◆ COMPLETE THE FOLLOWING:
(1) Answer these questions using the passage on MIT's energy studies.
(a) Who co-teaches "A Philosophical History of Energy" with Lee D. Perlman?
(b) In what year did all five MIT schools endorse the energy-studies minor?
(c) What is Tim Grejtek's major?
(2) Arrange the rows in the first block of rows as a JSON list of strings, one string per line and no blank lines. Start at the line with "Where is each" and end at the line with "300, 427, 365]", including both.

◆ SELECTED PASSAGE:
————————
In 2010, multiple crises related to energy production, distribution and safety — deaths in a West Virginia coal mine collapse and a catastrophic oil spill in Gulf of Mexico, to name two — were vivid reminders that America must have safer and more innovative ways to meet and manage its energy needs.
MIT's graduates in science, engineering and technology, many of whom will be deeply engaged in energy work, will be informed by both technical expertise and by perspectives from the humanities and social sciences. The Institute's faculty and researchers know that meeting 21st century energy needs requires a multidisciplinary approach to innovation and planning. As Susan Silbey, the Leon and Anne Goldberg Professor of Humanities and professor of sociology and anthropology, said, “Technical issues have human and social components, and there is no one solution to the energy problem.”
Energy decisions | markets and policies
Silbey is a developer of "Energy Decisions, Markets and Policies," a social-science course required for students planning to minor in MIT’s new interdisciplinary energy-studies program. Endorsed by all five MIT schools in 2009, the energy-studies minor includes a cluster of required and elective classes in the School of Humanities, Arts, and Social Sciences.
Silbey’s class uses analytic tools from social science, management and technology to explore how individual and collective human behaviors affect — and are affected by — energy costs, consumption and regulations.
“You want people to invest in structures that conserve energy, like solar panels. Those have long-term payoffs. But the cultural norm — the Home Depot rule — is that most people want the payoff in three or four years. What will alter that? American culture changed people’s behavior with seat belts and smoking — could it work for energy, too?”
Questions like these "opened the floodgates for understanding the non-engineering aspects of the energy problem,” said Tim Grejtek, a mechanical-engineering major who is among the first MIT students to graduate with a minor in energy studies.
The school’s economics class within the energy minor gave Grejtek an “entirely different way to see energy — through a subject I’d not yet been exposed to."
Faculty experts in anthropology, economics, history, literature and philosophy offer both elective classes in the energy minor program and classes that address energy issues outside the new minor.
Philosophical history of energy
Philosophy Lecturer Lee D. Perlman PhD ’89 and chemical-engineering professor Bernhardt Trout co-teach “A Philosophical History of Energy,” an elective course within the energy-studies minor.
“We explore where ideas come from,” Perlman said. “I start off by asking a room full of physics majors, ‘What is energy?’ It’s a term they’ve used for years. But did they know Aristotle first used the word 2,300 years ago? They understand relativity, but have they read Einstein? My favorite assignment is reading Gottfried Leibniz, an inventor of calculus and a 16th-century role model for path-breaking scientists today. He was famously open to views quite different from those that were handed to him.”
Perlman and Trout’s class includes close reading of scientific authors from Plato to Isaac Newton. “We read out loud to gain clarity. They learn the languages of both math and humanities,” Perlman said.
————————
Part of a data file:
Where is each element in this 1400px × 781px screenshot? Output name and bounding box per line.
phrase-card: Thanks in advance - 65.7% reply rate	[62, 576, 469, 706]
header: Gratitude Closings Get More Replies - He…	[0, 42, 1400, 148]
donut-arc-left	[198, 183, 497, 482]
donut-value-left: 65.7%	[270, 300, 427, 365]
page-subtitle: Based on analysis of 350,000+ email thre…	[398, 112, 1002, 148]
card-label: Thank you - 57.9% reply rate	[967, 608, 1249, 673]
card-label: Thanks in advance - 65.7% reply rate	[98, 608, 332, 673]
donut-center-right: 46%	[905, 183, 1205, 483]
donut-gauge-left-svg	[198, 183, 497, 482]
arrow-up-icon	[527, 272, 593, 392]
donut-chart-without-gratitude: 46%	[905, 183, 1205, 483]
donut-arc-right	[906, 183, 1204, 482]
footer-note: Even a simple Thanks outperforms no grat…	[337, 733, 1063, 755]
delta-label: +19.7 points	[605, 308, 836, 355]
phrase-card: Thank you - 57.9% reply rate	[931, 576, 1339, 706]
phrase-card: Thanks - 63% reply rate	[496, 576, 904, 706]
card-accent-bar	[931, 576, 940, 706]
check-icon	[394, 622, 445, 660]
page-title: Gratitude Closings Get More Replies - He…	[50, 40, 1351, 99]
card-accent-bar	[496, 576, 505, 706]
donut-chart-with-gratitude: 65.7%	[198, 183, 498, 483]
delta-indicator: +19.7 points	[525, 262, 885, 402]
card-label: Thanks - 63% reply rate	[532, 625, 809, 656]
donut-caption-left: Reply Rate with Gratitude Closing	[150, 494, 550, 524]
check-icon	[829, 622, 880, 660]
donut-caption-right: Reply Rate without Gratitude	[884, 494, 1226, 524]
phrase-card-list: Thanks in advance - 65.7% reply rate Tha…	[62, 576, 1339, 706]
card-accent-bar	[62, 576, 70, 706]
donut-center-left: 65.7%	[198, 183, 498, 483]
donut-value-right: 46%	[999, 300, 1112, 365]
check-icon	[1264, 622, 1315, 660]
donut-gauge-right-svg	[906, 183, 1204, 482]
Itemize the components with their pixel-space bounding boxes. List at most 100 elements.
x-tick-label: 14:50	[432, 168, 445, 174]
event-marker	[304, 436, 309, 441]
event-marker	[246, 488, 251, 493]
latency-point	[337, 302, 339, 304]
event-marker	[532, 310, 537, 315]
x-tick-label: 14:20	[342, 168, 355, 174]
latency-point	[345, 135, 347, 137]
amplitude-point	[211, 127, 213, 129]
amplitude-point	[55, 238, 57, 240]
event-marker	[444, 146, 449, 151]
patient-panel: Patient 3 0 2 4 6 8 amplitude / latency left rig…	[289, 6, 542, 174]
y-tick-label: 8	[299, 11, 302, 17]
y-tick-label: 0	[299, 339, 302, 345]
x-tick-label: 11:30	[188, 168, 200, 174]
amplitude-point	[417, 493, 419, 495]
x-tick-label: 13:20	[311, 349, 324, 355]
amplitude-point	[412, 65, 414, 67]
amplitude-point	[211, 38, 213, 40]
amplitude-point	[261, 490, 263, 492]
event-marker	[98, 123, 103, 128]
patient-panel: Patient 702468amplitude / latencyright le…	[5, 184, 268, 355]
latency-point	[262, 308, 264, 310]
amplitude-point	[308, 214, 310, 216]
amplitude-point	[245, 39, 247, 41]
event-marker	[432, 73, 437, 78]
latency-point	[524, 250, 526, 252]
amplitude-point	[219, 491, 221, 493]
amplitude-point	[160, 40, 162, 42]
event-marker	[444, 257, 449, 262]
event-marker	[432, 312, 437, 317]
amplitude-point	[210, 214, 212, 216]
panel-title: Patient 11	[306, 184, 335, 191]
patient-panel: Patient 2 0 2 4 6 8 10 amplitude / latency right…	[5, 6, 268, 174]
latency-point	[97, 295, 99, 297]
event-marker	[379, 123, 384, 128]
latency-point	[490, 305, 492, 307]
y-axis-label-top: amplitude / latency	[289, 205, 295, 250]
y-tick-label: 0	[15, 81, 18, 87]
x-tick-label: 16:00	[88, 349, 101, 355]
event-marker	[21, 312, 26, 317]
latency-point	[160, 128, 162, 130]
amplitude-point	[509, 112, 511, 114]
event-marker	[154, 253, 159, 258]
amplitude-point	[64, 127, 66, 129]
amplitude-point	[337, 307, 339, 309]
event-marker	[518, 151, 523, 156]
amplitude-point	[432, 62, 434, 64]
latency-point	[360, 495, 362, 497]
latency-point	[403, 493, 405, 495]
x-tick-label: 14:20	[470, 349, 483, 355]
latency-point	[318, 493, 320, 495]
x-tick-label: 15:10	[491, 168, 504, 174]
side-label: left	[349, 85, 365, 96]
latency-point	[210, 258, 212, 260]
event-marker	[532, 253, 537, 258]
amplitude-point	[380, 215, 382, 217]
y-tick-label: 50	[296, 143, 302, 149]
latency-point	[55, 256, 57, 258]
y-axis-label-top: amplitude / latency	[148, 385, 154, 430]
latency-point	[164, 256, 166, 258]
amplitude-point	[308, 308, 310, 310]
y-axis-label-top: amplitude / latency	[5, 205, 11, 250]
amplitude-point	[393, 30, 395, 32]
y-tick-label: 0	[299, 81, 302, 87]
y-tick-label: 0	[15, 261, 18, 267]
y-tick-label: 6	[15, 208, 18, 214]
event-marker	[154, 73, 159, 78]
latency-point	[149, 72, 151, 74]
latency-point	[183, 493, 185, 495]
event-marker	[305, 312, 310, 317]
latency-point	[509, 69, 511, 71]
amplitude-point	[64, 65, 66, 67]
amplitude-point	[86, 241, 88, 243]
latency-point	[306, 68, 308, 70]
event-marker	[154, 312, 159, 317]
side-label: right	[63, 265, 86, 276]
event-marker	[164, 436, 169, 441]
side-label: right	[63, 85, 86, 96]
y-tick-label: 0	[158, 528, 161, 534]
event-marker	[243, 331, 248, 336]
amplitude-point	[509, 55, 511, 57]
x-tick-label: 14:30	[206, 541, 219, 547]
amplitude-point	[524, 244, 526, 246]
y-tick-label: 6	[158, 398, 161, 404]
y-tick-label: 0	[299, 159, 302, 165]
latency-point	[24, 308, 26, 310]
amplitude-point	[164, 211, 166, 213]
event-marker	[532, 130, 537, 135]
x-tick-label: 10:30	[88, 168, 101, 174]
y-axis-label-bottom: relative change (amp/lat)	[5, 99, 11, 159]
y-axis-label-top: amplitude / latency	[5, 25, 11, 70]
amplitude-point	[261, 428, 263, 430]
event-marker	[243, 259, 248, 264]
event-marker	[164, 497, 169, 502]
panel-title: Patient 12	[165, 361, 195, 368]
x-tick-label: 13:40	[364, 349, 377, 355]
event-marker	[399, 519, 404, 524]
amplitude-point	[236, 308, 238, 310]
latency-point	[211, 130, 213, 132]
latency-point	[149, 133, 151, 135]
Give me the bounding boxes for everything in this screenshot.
————————
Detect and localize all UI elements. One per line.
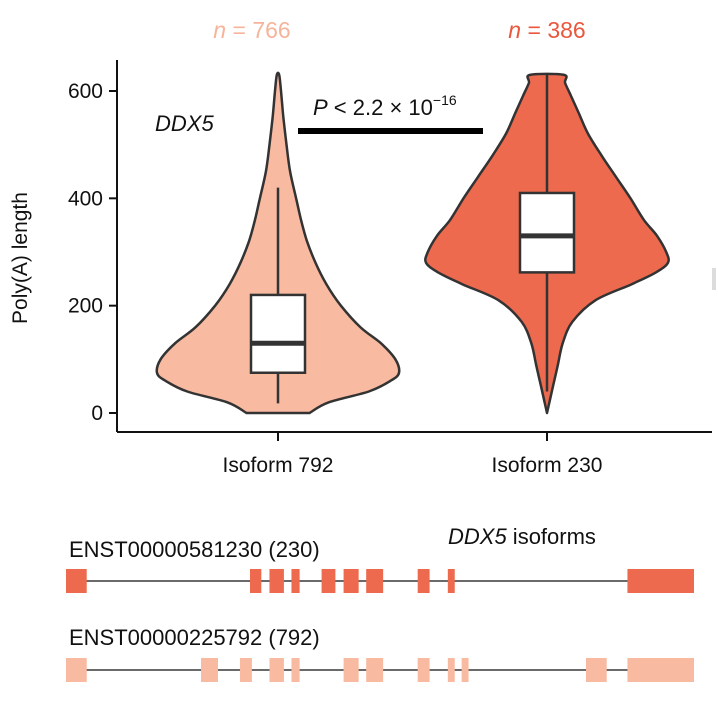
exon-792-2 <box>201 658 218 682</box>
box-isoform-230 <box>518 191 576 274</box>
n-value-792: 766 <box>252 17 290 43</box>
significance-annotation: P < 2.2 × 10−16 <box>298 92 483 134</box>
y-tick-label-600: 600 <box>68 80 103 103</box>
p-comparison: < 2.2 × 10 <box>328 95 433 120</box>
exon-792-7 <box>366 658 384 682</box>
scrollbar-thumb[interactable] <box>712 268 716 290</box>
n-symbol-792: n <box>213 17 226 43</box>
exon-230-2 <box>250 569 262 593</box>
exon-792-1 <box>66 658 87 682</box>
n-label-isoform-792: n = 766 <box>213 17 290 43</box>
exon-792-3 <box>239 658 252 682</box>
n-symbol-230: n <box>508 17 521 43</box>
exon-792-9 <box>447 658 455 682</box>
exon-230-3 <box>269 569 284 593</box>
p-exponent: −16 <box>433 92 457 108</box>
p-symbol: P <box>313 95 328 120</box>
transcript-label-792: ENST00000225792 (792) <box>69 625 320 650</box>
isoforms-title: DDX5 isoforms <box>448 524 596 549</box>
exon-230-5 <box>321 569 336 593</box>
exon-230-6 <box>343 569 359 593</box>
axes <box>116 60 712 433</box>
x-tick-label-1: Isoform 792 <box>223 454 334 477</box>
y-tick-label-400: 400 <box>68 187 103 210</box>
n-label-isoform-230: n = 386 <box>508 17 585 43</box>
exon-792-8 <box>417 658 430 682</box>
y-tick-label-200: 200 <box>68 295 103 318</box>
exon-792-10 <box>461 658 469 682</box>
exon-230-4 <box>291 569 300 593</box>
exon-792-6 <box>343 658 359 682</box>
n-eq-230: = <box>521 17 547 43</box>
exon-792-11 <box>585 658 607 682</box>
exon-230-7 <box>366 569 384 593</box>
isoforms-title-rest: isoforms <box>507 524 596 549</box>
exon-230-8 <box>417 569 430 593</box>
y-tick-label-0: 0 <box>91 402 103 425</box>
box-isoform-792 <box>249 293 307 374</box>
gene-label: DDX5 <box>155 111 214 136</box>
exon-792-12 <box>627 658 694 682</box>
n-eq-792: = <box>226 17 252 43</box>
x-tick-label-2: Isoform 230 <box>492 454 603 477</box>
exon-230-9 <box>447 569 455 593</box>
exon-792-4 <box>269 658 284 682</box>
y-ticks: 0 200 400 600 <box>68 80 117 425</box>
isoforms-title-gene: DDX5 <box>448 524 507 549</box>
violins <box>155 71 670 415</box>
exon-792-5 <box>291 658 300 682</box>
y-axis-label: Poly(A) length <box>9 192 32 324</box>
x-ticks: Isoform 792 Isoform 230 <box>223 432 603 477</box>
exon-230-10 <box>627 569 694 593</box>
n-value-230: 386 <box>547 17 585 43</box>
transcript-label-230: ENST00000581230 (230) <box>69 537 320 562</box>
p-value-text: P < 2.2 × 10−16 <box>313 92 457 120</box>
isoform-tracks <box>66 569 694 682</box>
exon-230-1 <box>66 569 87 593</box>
————————
◆ RESPONSES TO THE EXERCISE:
(1)
(a) Bernhardt Trout, a chemical-engineering professor
(b) 2009
(c) Mechanical engineering

(2)
[
  "Where is each element in this 1400px × 781px screenshot? Output name and bounding box per line.",
  "phrase-card: Thanks in advance - 65.7% reply rate\t[62, 576, 469, 706]",
  "header: Gratitude Closings Get More Replies - He…\t[0, 42, 1400, 148]",
  "donut-arc-left\t[198, 183, 497, 482]",
  "donut-value-left: 65.7%\t[270, 300, 427, 365]"
]